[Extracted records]
— start —

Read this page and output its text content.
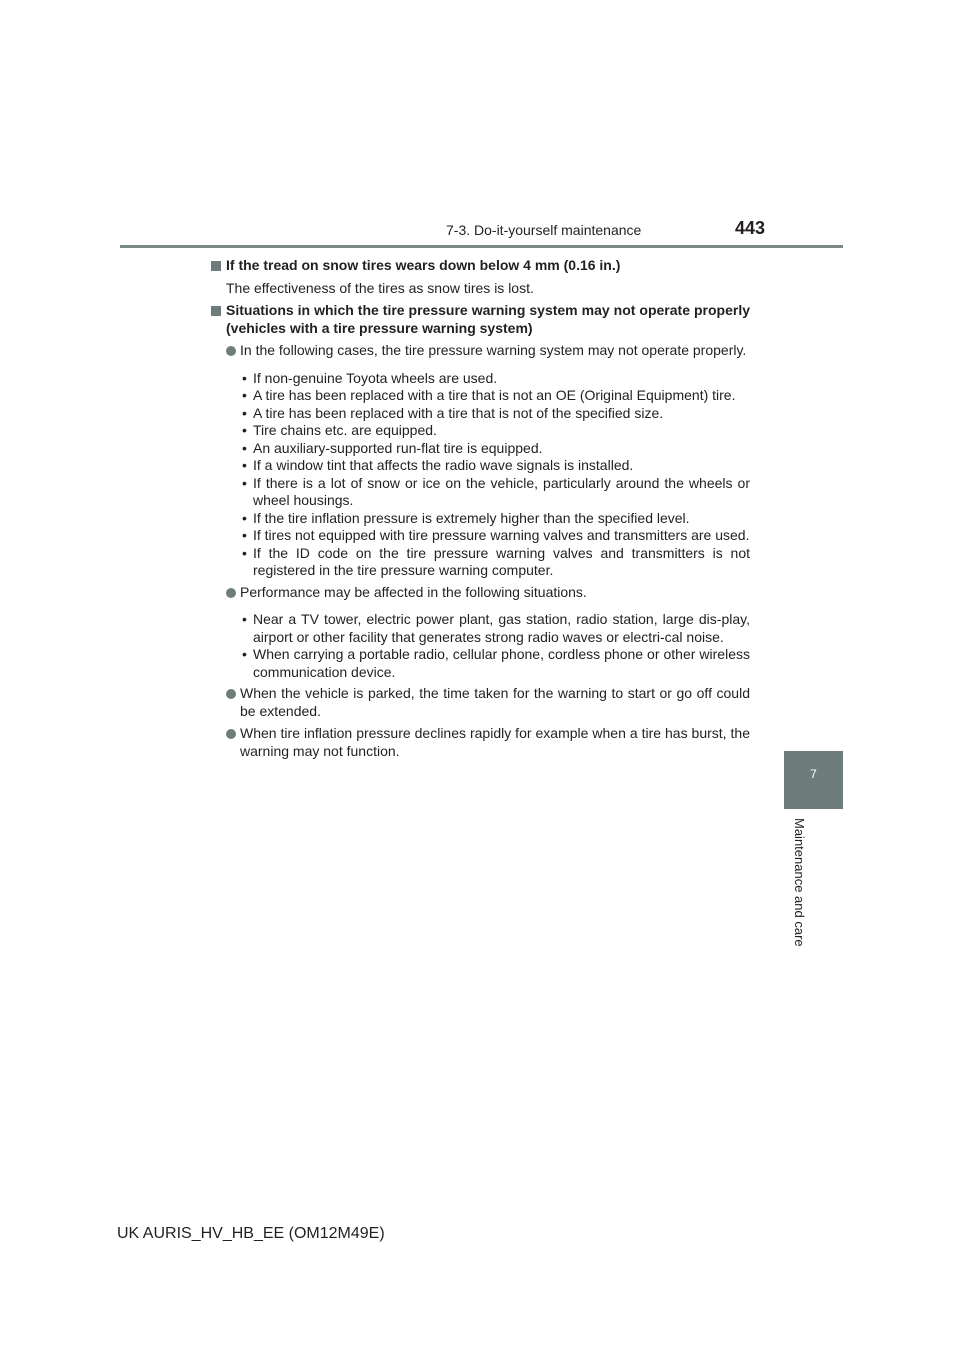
7-3. Do-it-yourself maintenance	443
7
Maintenance and care
If the tread on snow tires wears down below 4 mm (0.16 in.)
The effectiveness of the tires as snow tires is lost.
Situations in which the tire pressure warning system may not operate properly (vehicles with a tire pressure warning system)
In the following cases, the tire pressure warning system may not operate properly.
• If non-genuine Toyota wheels are used.
• A tire has been replaced with a tire that is not an OE (Original Equipment) tire.
• A tire has been replaced with a tire that is not of the specified size.
• Tire chains etc. are equipped.
• An auxiliary-supported run-flat tire is equipped.
• If a window tint that affects the radio wave signals is installed.
• If there is a lot of snow or ice on the vehicle, particularly around the wheels or wheel housings.
• If the tire inflation pressure is extremely higher than the specified level.
• If tires not equipped with tire pressure warning valves and transmitters are used.
• If the ID code on the tire pressure warning valves and transmitters is not registered in the tire pressure warning computer.
Performance may be affected in the following situations.
• Near a TV tower, electric power plant, gas station, radio station, large dis-play, airport or other facility that generates strong radio waves or electri-cal noise.
• When carrying a portable radio, cellular phone, cordless phone or other wireless communication device.
When the vehicle is parked, the time taken for the warning to start or go off could be extended.
When tire inflation pressure declines rapidly for example when a tire has burst, the warning may not function.
UK AURIS_HV_HB_EE (OM12M49E)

— end —

WHAT THIS TASK INVOLVES:
Quote the entries above word for word. Leave the images out.

RESULT FOR THIS EXERCISE:
Read this page and output its text content.
7-3. Do-it-yourself maintenance	443
7
Maintenance and care
If the tread on snow tires wears down below 4 mm (0.16 in.)
The effectiveness of the tires as snow tires is lost.
Situations in which the tire pressure warning system may not operate properly (vehicles with a tire pressure warning system)
In the following cases, the tire pressure warning system may not operate properly.
• If non-genuine Toyota wheels are used.
• A tire has been replaced with a tire that is not an OE (Original Equipment) tire.
• A tire has been replaced with a tire that is not of the specified size.
• Tire chains etc. are equipped.
• An auxiliary-supported run-flat tire is equipped.
• If a window tint that affects the radio wave signals is installed.
• If there is a lot of snow or ice on the vehicle, particularly around the wheels or wheel housings.
• If the tire inflation pressure is extremely higher than the specified level.
• If tires not equipped with tire pressure warning valves and transmitters are used.
• If the ID code on the tire pressure warning valves and transmitters is not registered in the tire pressure warning computer.
Performance may be affected in the following situations.
• Near a TV tower, electric power plant, gas station, radio station, large dis-play, airport or other facility that generates strong radio waves or electri-cal noise.
• When carrying a portable radio, cellular phone, cordless phone or other wireless communication device.
When the vehicle is parked, the time taken for the warning to start or go off could be extended.
When tire inflation pressure declines rapidly for example when a tire has burst, the warning may not function.
UK AURIS_HV_HB_EE (OM12M49E)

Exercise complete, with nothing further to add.